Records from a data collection
__________
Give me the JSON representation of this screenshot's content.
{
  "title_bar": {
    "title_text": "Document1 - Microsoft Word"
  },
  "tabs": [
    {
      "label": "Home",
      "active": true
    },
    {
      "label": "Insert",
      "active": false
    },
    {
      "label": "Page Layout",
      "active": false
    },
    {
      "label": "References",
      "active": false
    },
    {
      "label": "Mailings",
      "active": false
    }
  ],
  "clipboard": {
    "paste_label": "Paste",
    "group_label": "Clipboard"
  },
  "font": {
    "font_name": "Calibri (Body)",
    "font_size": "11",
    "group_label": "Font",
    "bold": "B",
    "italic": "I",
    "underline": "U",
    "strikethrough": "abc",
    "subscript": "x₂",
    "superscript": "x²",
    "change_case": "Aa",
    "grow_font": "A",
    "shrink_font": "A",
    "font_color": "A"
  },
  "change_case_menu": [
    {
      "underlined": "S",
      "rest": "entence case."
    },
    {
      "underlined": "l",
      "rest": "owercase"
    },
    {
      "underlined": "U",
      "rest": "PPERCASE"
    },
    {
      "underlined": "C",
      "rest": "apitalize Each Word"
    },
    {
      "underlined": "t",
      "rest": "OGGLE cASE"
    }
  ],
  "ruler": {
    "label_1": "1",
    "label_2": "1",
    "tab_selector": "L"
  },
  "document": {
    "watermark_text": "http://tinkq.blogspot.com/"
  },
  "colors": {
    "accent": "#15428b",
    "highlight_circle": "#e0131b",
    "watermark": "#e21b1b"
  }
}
__________
▶ WHAT YOU SHOULD DO:
Extract the data in full. Keep it word for word.

▶ WRITTEN ANSWER:
Give me the JSON representation of this screenshot's content.
{
  "title_bar": {
    "title_text": "Document1 - Microsoft Word"
  },
  "tabs": [
    {
      "label": "Home",
      "active": true
    },
    {
      "label": "Insert",
      "active": false
    },
    {
      "label": "Page Layout",
      "active": false
    },
    {
      "label": "References",
      "active": false
    },
    {
      "label": "Mailings",
      "active": false
    }
  ],
  "clipboard": {
    "paste_label": "Paste",
    "group_label": "Clipboard"
  },
  "font": {
    "font_name": "Calibri (Body)",
    "font_size": "11",
    "group_label": "Font",
    "bold": "B",
    "italic": "I",
    "underline": "U",
    "strikethrough": "abc",
    "subscript": "x₂",
    "superscript": "x²",
    "change_case": "Aa",
    "grow_font": "A",
    "shrink_font": "A",
    "font_color": "A"
  },
  "change_case_menu": [
    {
      "underlined": "S",
      "rest": "entence case."
    },
    {
      "underlined": "l",
      "rest": "owercase"
    },
    {
      "underlined": "U",
      "rest": "PPERCASE"
    },
    {
      "underlined": "C",
      "rest": "apitalize Each Word"
    },
    {
      "underlined": "t",
      "rest": "OGGLE cASE"
    }
  ],
  "ruler": {
    "label_1": "1",
    "label_2": "1",
    "tab_selector": "L"
  },
  "document": {
    "watermark_text": "http://tinkq.blogspot.com/"
  },
  "colors": {
    "accent": "#15428b",
    "highlight_circle": "#e0131b",
    "watermark": "#e21b1b"
  }
}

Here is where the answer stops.